**WHAT TO PRODUCE:**
Write out the records that appear below, verbatim and complete, but without pictures.

**RECORDS TO USE:**
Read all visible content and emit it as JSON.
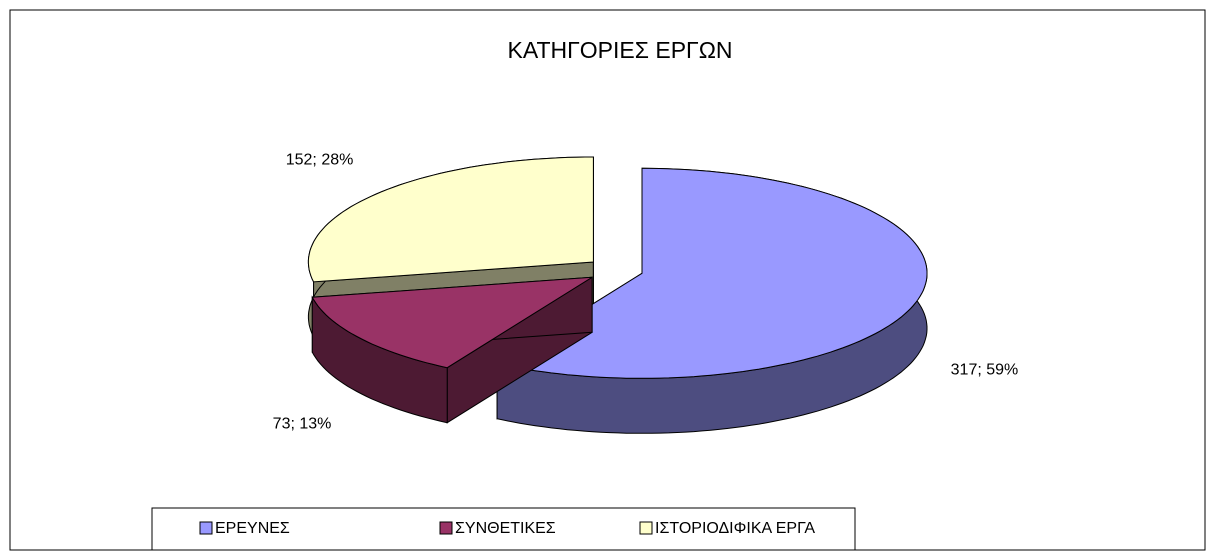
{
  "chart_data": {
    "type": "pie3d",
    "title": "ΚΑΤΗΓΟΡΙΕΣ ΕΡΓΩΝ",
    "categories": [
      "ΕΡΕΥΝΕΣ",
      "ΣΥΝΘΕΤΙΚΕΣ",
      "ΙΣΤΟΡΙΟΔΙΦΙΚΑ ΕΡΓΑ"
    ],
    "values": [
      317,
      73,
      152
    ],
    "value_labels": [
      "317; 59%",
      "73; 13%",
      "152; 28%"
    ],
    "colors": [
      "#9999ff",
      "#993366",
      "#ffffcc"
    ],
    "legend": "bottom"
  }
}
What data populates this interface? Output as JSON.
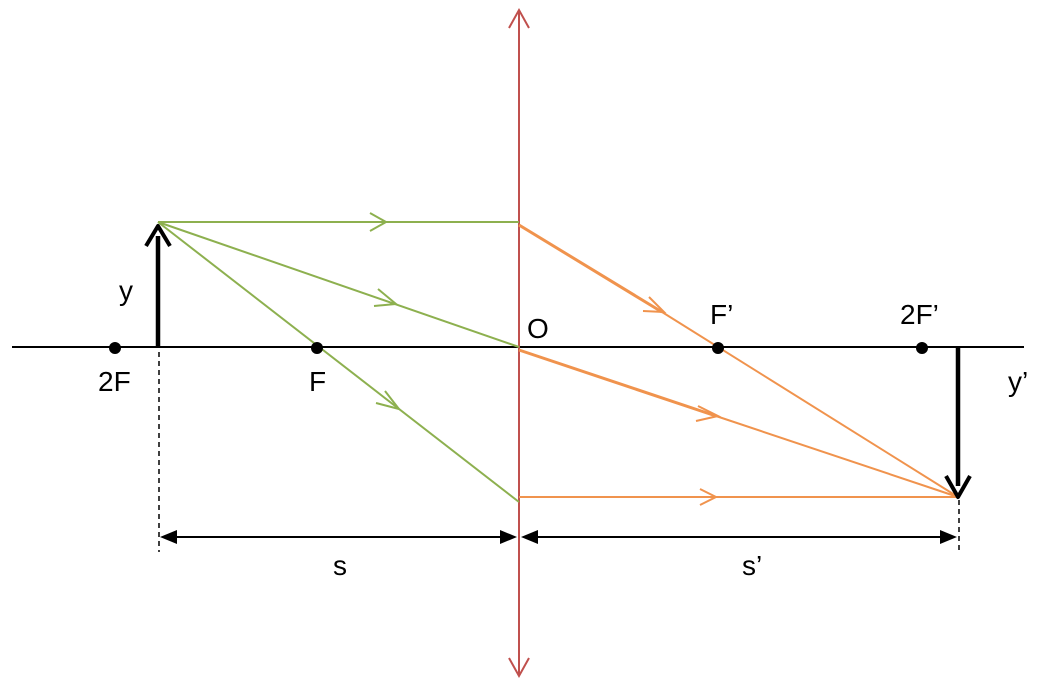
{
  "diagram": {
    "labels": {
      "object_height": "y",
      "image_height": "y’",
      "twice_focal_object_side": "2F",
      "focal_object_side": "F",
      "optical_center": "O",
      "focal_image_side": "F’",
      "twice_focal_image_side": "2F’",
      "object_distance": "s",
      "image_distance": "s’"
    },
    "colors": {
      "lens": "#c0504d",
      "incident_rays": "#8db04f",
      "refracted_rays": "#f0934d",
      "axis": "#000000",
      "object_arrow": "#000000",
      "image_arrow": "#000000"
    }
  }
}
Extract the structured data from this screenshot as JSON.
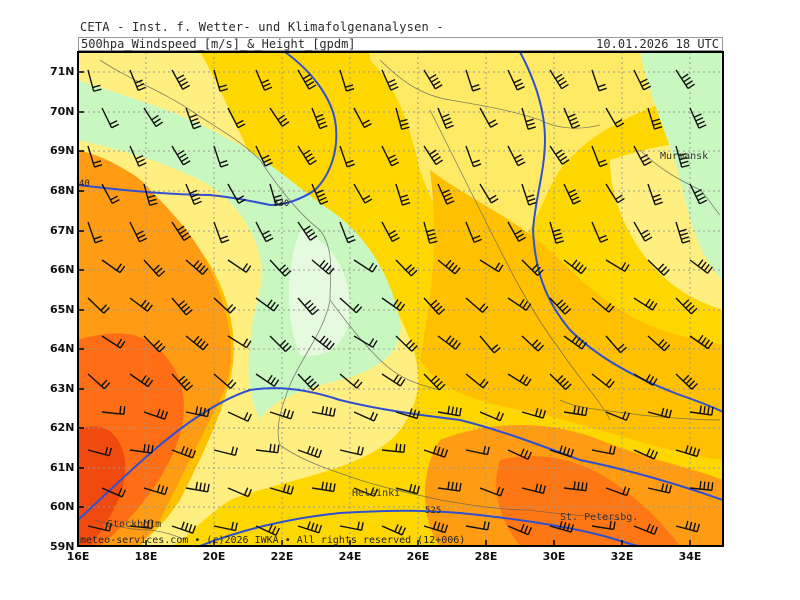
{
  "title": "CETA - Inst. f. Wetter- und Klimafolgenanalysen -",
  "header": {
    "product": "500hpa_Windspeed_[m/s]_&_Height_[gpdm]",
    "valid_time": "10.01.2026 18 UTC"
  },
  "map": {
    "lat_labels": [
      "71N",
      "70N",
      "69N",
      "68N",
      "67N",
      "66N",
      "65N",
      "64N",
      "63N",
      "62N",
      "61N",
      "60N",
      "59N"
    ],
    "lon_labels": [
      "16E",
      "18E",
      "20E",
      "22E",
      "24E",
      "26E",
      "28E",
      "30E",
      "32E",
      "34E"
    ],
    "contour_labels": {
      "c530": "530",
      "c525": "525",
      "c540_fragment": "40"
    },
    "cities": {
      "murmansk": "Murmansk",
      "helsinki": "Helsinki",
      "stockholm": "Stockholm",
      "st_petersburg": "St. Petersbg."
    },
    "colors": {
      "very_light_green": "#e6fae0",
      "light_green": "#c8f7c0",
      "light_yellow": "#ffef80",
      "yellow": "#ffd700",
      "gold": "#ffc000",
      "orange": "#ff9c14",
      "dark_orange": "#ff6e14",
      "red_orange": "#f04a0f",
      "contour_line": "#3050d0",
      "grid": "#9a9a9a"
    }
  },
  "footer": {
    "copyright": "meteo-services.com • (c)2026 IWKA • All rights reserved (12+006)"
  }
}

**EXPECTED ANSWER:**
Read all visible content and emit it as JSON.
{
  "chart_data": {
    "type": "pie3d",
    "title": "ΚΑΤΗΓΟΡΙΕΣ ΕΡΓΩΝ",
    "categories": [
      "ΕΡΕΥΝΕΣ",
      "ΣΥΝΘΕΤΙΚΕΣ",
      "ΙΣΤΟΡΙΟΔΙΦΙΚΑ ΕΡΓΑ"
    ],
    "values": [
      317,
      73,
      152
    ],
    "value_labels": [
      "317; 59%",
      "73; 13%",
      "152; 28%"
    ],
    "colors": [
      "#9999ff",
      "#993366",
      "#ffffcc"
    ],
    "legend": "bottom"
  }
}
What data populates this interface? Output as JSON.
{
  "diagram": {
    "labels": {
      "object_height": "y",
      "image_height": "y’",
      "twice_focal_object_side": "2F",
      "focal_object_side": "F",
      "optical_center": "O",
      "focal_image_side": "F’",
      "twice_focal_image_side": "2F’",
      "object_distance": "s",
      "image_distance": "s’"
    },
    "colors": {
      "lens": "#c0504d",
      "incident_rays": "#8db04f",
      "refracted_rays": "#f0934d",
      "axis": "#000000",
      "object_arrow": "#000000",
      "image_arrow": "#000000"
    }
  }
}
Extract the structured data from this screenshot as JSON.
{
  "title": "CETA - Inst. f. Wetter- und Klimafolgenanalysen -",
  "header": {
    "product": "500hpa_Windspeed_[m/s]_&_Height_[gpdm]",
    "valid_time": "10.01.2026 18 UTC"
  },
  "map": {
    "lat_labels": [
      "71N",
      "70N",
      "69N",
      "68N",
      "67N",
      "66N",
      "65N",
      "64N",
      "63N",
      "62N",
      "61N",
      "60N",
      "59N"
    ],
    "lon_labels": [
      "16E",
      "18E",
      "20E",
      "22E",
      "24E",
      "26E",
      "28E",
      "30E",
      "32E",
      "34E"
    ],
    "contour_labels": {
      "c530": "530",
      "c525": "525",
      "c540_fragment": "40"
    },
    "cities": {
      "murmansk": "Murmansk",
      "helsinki": "Helsinki",
      "stockholm": "Stockholm",
      "st_petersburg": "St. Petersbg."
    },
    "colors": {
      "very_light_green": "#e6fae0",
      "light_green": "#c8f7c0",
      "light_yellow": "#ffef80",
      "yellow": "#ffd700",
      "gold": "#ffc000",
      "orange": "#ff9c14",
      "dark_orange": "#ff6e14",
      "red_orange": "#f04a0f",
      "contour_line": "#3050d0",
      "grid": "#9a9a9a"
    }
  },
  "footer": {
    "copyright": "meteo-services.com • (c)2026 IWKA • All rights reserved (12+006)"
  }
}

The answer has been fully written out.